Render the material again word for word, skipping the pictures in it.

═══

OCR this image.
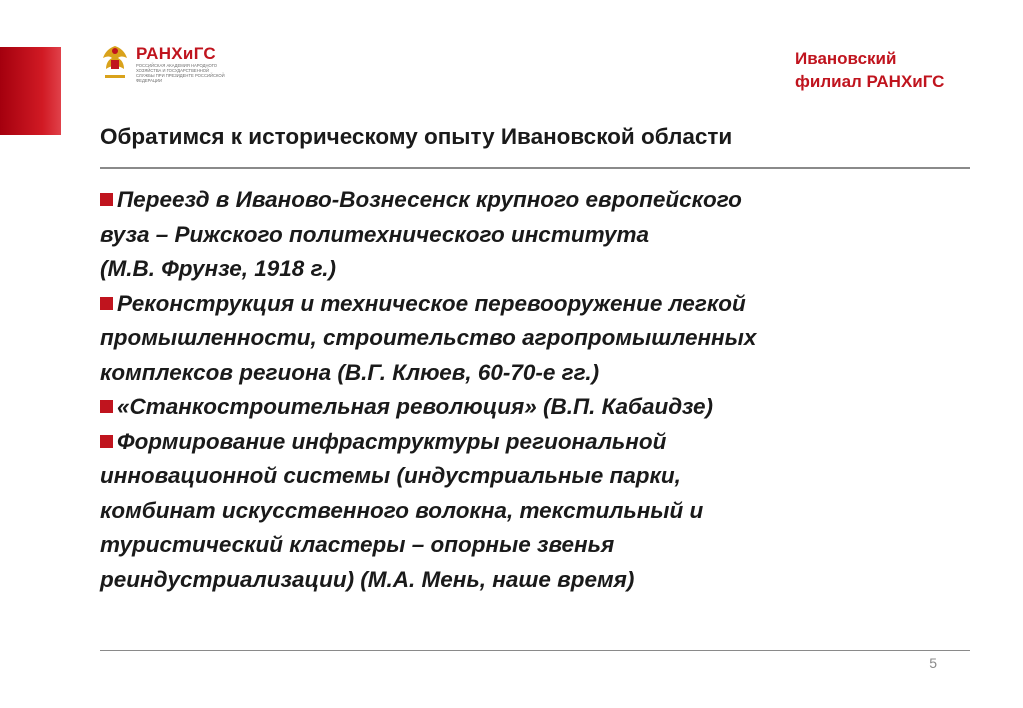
РАНХиГС
РОССИЙСКАЯ АКАДЕМИЯ НАРОДНОГО ХОЗЯЙСТВА И ГОСУДАРСТВЕННОЙ СЛУЖБЫ ПРИ ПРЕЗИДЕНТЕ РОССИЙСКОЙ ФЕДЕРАЦИИ
Ивановский
филиал РАНХиГС
Обратимся к историческому опыту Ивановской области
Переезд в Иваново-Вознесенск крупного европейского
вуза – Рижского политехнического института
(М.В. Фрунзе, 1918 г.)
Реконструкция и техническое перевооружение легкой
промышленности, строительство агропромышленных
комплексов региона (В.Г. Клюев, 60-70-е гг.)
«Станкостроительная революция» (В.П. Кабаидзе)
Формирование инфраструктуры региональной
инновационной системы (индустриальные парки,
комбинат искусственного волокна, текстильный и
туристический кластеры – опорные звенья
реиндустриализации) (М.А. Мень, наше время)
5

═══

(RESPONSE TO THE EXERCISE)
OCR this image.
РАНХиГС
РОССИЙСКАЯ АКАДЕМИЯ НАРОДНОГО ХОЗЯЙСТВА И ГОСУДАРСТВЕННОЙ СЛУЖБЫ ПРИ ПРЕЗИДЕНТЕ РОССИЙСКОЙ ФЕДЕРАЦИИ
Ивановский
филиал РАНХиГС
Обратимся к историческому опыту Ивановской области
Переезд в Иваново-Вознесенск крупного европейского
вуза – Рижского политехнического института
(М.В. Фрунзе, 1918 г.)
Реконструкция и техническое перевооружение легкой
промышленности, строительство агропромышленных
комплексов региона (В.Г. Клюев, 60-70-е гг.)
«Станкостроительная революция» (В.П. Кабаидзе)
Формирование инфраструктуры региональной
инновационной системы (индустриальные парки,
комбинат искусственного волокна, текстильный и
туристический кластеры – опорные звенья
реиндустриализации) (М.А. Мень, наше время)
5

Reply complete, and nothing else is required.